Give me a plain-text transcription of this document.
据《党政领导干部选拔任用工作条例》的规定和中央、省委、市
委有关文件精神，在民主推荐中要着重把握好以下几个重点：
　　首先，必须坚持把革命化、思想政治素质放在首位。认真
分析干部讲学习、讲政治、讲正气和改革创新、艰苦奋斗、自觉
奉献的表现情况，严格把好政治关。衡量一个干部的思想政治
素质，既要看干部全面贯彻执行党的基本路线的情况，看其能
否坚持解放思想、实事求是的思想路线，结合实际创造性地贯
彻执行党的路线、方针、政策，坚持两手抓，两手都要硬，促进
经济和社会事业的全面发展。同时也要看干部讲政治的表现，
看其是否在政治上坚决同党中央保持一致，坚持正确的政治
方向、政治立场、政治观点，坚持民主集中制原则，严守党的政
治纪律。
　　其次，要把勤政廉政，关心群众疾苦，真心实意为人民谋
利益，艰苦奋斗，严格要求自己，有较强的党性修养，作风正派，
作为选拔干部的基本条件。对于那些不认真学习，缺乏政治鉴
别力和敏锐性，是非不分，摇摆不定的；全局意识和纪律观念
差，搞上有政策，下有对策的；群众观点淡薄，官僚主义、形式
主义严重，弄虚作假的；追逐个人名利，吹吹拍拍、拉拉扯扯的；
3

___

» **Work required**
Copy the data above exactly. Every line must be included.

» **Task answer**
Give me a plain-text transcription of this document.
据《党政领导干部选拔任用工作条例》的规定和中央、省委、市
委有关文件精神，在民主推荐中要着重把握好以下几个重点：
　　首先，必须坚持把革命化、思想政治素质放在首位。认真
分析干部讲学习、讲政治、讲正气和改革创新、艰苦奋斗、自觉
奉献的表现情况，严格把好政治关。衡量一个干部的思想政治
素质，既要看干部全面贯彻执行党的基本路线的情况，看其能
否坚持解放思想、实事求是的思想路线，结合实际创造性地贯
彻执行党的路线、方针、政策，坚持两手抓，两手都要硬，促进
经济和社会事业的全面发展。同时也要看干部讲政治的表现，
看其是否在政治上坚决同党中央保持一致，坚持正确的政治
方向、政治立场、政治观点，坚持民主集中制原则，严守党的政
治纪律。
　　其次，要把勤政廉政，关心群众疾苦，真心实意为人民谋
利益，艰苦奋斗，严格要求自己，有较强的党性修养，作风正派，
作为选拔干部的基本条件。对于那些不认真学习，缺乏政治鉴
别力和敏锐性，是非不分，摇摆不定的；全局意识和纪律观念
差，搞上有政策，下有对策的；群众观点淡薄，官僚主义、形式
主义严重，弄虚作假的；追逐个人名利，吹吹拍拍、拉拉扯扯的；
3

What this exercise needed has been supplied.